# [TASK DESCRIPTION]
Below are some entries; can you quote all of them exactly?

____________________

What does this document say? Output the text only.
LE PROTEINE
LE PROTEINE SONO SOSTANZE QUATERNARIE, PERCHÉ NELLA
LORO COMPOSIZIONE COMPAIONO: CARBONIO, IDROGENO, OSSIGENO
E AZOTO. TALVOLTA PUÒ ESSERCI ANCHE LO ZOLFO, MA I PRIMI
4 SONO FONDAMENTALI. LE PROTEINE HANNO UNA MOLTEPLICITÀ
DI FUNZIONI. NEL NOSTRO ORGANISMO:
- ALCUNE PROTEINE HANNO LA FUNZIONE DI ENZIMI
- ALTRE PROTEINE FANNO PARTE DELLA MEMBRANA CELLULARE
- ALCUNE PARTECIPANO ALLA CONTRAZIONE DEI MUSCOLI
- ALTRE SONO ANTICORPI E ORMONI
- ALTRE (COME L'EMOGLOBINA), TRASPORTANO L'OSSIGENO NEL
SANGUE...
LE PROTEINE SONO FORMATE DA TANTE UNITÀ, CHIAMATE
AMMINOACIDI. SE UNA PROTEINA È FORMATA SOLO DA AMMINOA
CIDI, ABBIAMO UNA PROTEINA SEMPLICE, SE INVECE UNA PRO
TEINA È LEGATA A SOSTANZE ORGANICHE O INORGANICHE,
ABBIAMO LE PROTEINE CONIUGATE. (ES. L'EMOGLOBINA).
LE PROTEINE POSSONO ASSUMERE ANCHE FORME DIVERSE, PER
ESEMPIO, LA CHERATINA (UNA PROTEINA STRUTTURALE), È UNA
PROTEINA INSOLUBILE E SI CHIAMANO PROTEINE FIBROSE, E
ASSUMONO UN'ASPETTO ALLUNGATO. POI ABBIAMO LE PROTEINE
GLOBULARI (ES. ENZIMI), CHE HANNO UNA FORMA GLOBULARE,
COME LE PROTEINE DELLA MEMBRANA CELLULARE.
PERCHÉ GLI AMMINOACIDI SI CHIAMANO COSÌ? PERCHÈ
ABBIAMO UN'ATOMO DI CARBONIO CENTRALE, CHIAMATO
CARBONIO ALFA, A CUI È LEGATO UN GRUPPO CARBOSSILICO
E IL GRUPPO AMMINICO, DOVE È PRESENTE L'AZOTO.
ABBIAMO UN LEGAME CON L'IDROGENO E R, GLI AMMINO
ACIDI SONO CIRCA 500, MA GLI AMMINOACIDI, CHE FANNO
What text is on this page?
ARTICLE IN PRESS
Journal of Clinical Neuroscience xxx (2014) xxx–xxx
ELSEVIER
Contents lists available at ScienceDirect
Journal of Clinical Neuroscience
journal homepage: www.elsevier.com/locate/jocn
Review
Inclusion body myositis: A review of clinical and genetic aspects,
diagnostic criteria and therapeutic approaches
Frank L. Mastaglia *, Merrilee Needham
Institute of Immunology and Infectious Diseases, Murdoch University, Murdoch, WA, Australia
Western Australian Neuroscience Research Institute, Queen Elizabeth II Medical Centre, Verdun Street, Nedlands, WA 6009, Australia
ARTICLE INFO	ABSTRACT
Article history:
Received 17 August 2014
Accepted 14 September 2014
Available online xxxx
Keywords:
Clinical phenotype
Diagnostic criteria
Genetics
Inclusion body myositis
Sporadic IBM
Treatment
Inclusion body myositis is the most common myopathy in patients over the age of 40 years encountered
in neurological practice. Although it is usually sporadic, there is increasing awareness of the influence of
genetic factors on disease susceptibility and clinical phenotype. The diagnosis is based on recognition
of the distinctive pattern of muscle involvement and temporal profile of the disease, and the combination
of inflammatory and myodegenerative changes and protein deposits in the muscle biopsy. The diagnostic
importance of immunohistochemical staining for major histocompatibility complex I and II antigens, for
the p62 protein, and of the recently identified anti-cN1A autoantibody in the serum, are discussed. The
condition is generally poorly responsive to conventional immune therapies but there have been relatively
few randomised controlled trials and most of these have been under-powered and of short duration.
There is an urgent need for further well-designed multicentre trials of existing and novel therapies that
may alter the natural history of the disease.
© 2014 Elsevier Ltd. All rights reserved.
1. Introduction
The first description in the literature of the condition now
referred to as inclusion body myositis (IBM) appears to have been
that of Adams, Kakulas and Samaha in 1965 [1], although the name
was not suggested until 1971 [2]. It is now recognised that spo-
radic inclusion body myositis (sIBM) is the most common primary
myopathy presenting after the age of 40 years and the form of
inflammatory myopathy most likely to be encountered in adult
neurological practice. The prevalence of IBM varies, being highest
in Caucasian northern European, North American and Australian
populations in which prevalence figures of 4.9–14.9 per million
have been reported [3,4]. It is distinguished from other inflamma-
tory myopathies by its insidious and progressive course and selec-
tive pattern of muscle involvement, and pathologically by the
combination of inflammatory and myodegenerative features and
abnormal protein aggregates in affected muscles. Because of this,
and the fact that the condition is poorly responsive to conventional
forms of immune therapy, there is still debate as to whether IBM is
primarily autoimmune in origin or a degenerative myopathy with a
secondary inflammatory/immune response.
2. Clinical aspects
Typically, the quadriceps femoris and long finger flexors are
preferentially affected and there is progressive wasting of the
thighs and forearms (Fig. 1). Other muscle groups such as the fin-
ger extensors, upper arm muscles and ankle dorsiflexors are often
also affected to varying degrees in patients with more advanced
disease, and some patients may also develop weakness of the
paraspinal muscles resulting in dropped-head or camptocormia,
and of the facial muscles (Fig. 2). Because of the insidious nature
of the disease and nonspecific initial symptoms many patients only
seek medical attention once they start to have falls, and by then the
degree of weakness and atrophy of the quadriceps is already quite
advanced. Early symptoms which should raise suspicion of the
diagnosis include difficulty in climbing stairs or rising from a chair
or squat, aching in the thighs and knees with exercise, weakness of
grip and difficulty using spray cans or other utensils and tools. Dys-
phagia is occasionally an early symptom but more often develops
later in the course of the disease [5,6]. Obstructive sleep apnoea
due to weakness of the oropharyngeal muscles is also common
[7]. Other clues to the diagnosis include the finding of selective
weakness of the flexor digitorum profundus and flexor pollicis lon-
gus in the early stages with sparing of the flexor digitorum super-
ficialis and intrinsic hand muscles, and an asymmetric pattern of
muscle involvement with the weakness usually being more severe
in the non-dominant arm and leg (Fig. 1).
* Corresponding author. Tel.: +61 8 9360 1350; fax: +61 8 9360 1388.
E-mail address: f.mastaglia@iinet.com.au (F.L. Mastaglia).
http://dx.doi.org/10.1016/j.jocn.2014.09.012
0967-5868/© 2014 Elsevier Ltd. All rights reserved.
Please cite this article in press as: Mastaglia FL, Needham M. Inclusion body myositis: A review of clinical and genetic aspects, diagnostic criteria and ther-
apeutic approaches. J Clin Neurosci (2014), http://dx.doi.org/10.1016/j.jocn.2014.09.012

____________________

# [RESPONSE]
What does this document say? Output the text only.
LE PROTEINE
LE PROTEINE SONO SOSTANZE QUATERNARIE, PERCHÉ NELLA
LORO COMPOSIZIONE COMPAIONO: CARBONIO, IDROGENO, OSSIGENO
E AZOTO. TALVOLTA PUÒ ESSERCI ANCHE LO ZOLFO, MA I PRIMI
4 SONO FONDAMENTALI. LE PROTEINE HANNO UNA MOLTEPLICITÀ
DI FUNZIONI. NEL NOSTRO ORGANISMO:
- ALCUNE PROTEINE HANNO LA FUNZIONE DI ENZIMI
- ALTRE PROTEINE FANNO PARTE DELLA MEMBRANA CELLULARE
- ALCUNE PARTECIPANO ALLA CONTRAZIONE DEI MUSCOLI
- ALTRE SONO ANTICORPI E ORMONI
- ALTRE (COME L'EMOGLOBINA), TRASPORTANO L'OSSIGENO NEL
SANGUE...
LE PROTEINE SONO FORMATE DA TANTE UNITÀ, CHIAMATE
AMMINOACIDI. SE UNA PROTEINA È FORMATA SOLO DA AMMINOA
CIDI, ABBIAMO UNA PROTEINA SEMPLICE, SE INVECE UNA PRO
TEINA È LEGATA A SOSTANZE ORGANICHE O INORGANICHE,
ABBIAMO LE PROTEINE CONIUGATE. (ES. L'EMOGLOBINA).
LE PROTEINE POSSONO ASSUMERE ANCHE FORME DIVERSE, PER
ESEMPIO, LA CHERATINA (UNA PROTEINA STRUTTURALE), È UNA
PROTEINA INSOLUBILE E SI CHIAMANO PROTEINE FIBROSE, E
ASSUMONO UN'ASPETTO ALLUNGATO. POI ABBIAMO LE PROTEINE
GLOBULARI (ES. ENZIMI), CHE HANNO UNA FORMA GLOBULARE,
COME LE PROTEINE DELLA MEMBRANA CELLULARE.
PERCHÉ GLI AMMINOACIDI SI CHIAMANO COSÌ? PERCHÈ
ABBIAMO UN'ATOMO DI CARBONIO CENTRALE, CHIAMATO
CARBONIO ALFA, A CUI È LEGATO UN GRUPPO CARBOSSILICO
E IL GRUPPO AMMINICO, DOVE È PRESENTE L'AZOTO.
ABBIAMO UN LEGAME CON L'IDROGENO E R, GLI AMMINO
ACIDI SONO CIRCA 500, MA GLI AMMINOACIDI, CHE FANNO
What text is on this page?
ARTICLE IN PRESS
Journal of Clinical Neuroscience xxx (2014) xxx–xxx
ELSEVIER
Contents lists available at ScienceDirect
Journal of Clinical Neuroscience
journal homepage: www.elsevier.com/locate/jocn
Review
Inclusion body myositis: A review of clinical and genetic aspects,
diagnostic criteria and therapeutic approaches
Frank L. Mastaglia *, Merrilee Needham
Institute of Immunology and Infectious Diseases, Murdoch University, Murdoch, WA, Australia
Western Australian Neuroscience Research Institute, Queen Elizabeth II Medical Centre, Verdun Street, Nedlands, WA 6009, Australia
ARTICLE INFO	ABSTRACT
Article history:
Received 17 August 2014
Accepted 14 September 2014
Available online xxxx
Keywords:
Clinical phenotype
Diagnostic criteria
Genetics
Inclusion body myositis
Sporadic IBM
Treatment
Inclusion body myositis is the most common myopathy in patients over the age of 40 years encountered
in neurological practice. Although it is usually sporadic, there is increasing awareness of the influence of
genetic factors on disease susceptibility and clinical phenotype. The diagnosis is based on recognition
of the distinctive pattern of muscle involvement and temporal profile of the disease, and the combination
of inflammatory and myodegenerative changes and protein deposits in the muscle biopsy. The diagnostic
importance of immunohistochemical staining for major histocompatibility complex I and II antigens, for
the p62 protein, and of the recently identified anti-cN1A autoantibody in the serum, are discussed. The
condition is generally poorly responsive to conventional immune therapies but there have been relatively
few randomised controlled trials and most of these have been under-powered and of short duration.
There is an urgent need for further well-designed multicentre trials of existing and novel therapies that
may alter the natural history of the disease.
© 2014 Elsevier Ltd. All rights reserved.
1. Introduction
The first description in the literature of the condition now
referred to as inclusion body myositis (IBM) appears to have been
that of Adams, Kakulas and Samaha in 1965 [1], although the name
was not suggested until 1971 [2]. It is now recognised that spo-
radic inclusion body myositis (sIBM) is the most common primary
myopathy presenting after the age of 40 years and the form of
inflammatory myopathy most likely to be encountered in adult
neurological practice. The prevalence of IBM varies, being highest
in Caucasian northern European, North American and Australian
populations in which prevalence figures of 4.9–14.9 per million
have been reported [3,4]. It is distinguished from other inflamma-
tory myopathies by its insidious and progressive course and selec-
tive pattern of muscle involvement, and pathologically by the
combination of inflammatory and myodegenerative features and
abnormal protein aggregates in affected muscles. Because of this,
and the fact that the condition is poorly responsive to conventional
forms of immune therapy, there is still debate as to whether IBM is
primarily autoimmune in origin or a degenerative myopathy with a
secondary inflammatory/immune response.
2. Clinical aspects
Typically, the quadriceps femoris and long finger flexors are
preferentially affected and there is progressive wasting of the
thighs and forearms (Fig. 1). Other muscle groups such as the fin-
ger extensors, upper arm muscles and ankle dorsiflexors are often
also affected to varying degrees in patients with more advanced
disease, and some patients may also develop weakness of the
paraspinal muscles resulting in dropped-head or camptocormia,
and of the facial muscles (Fig. 2). Because of the insidious nature
of the disease and nonspecific initial symptoms many patients only
seek medical attention once they start to have falls, and by then the
degree of weakness and atrophy of the quadriceps is already quite
advanced. Early symptoms which should raise suspicion of the
diagnosis include difficulty in climbing stairs or rising from a chair
or squat, aching in the thighs and knees with exercise, weakness of
grip and difficulty using spray cans or other utensils and tools. Dys-
phagia is occasionally an early symptom but more often develops
later in the course of the disease [5,6]. Obstructive sleep apnoea
due to weakness of the oropharyngeal muscles is also common
[7]. Other clues to the diagnosis include the finding of selective
weakness of the flexor digitorum profundus and flexor pollicis lon-
gus in the early stages with sparing of the flexor digitorum super-
ficialis and intrinsic hand muscles, and an asymmetric pattern of
muscle involvement with the weakness usually being more severe
in the non-dominant arm and leg (Fig. 1).
* Corresponding author. Tel.: +61 8 9360 1350; fax: +61 8 9360 1388.
E-mail address: f.mastaglia@iinet.com.au (F.L. Mastaglia).
http://dx.doi.org/10.1016/j.jocn.2014.09.012
0967-5868/© 2014 Elsevier Ltd. All rights reserved.
Please cite this article in press as: Mastaglia FL, Needham M. Inclusion body myositis: A review of clinical and genetic aspects, diagnostic criteria and ther-
apeutic approaches. J Clin Neurosci (2014), http://dx.doi.org/10.1016/j.jocn.2014.09.012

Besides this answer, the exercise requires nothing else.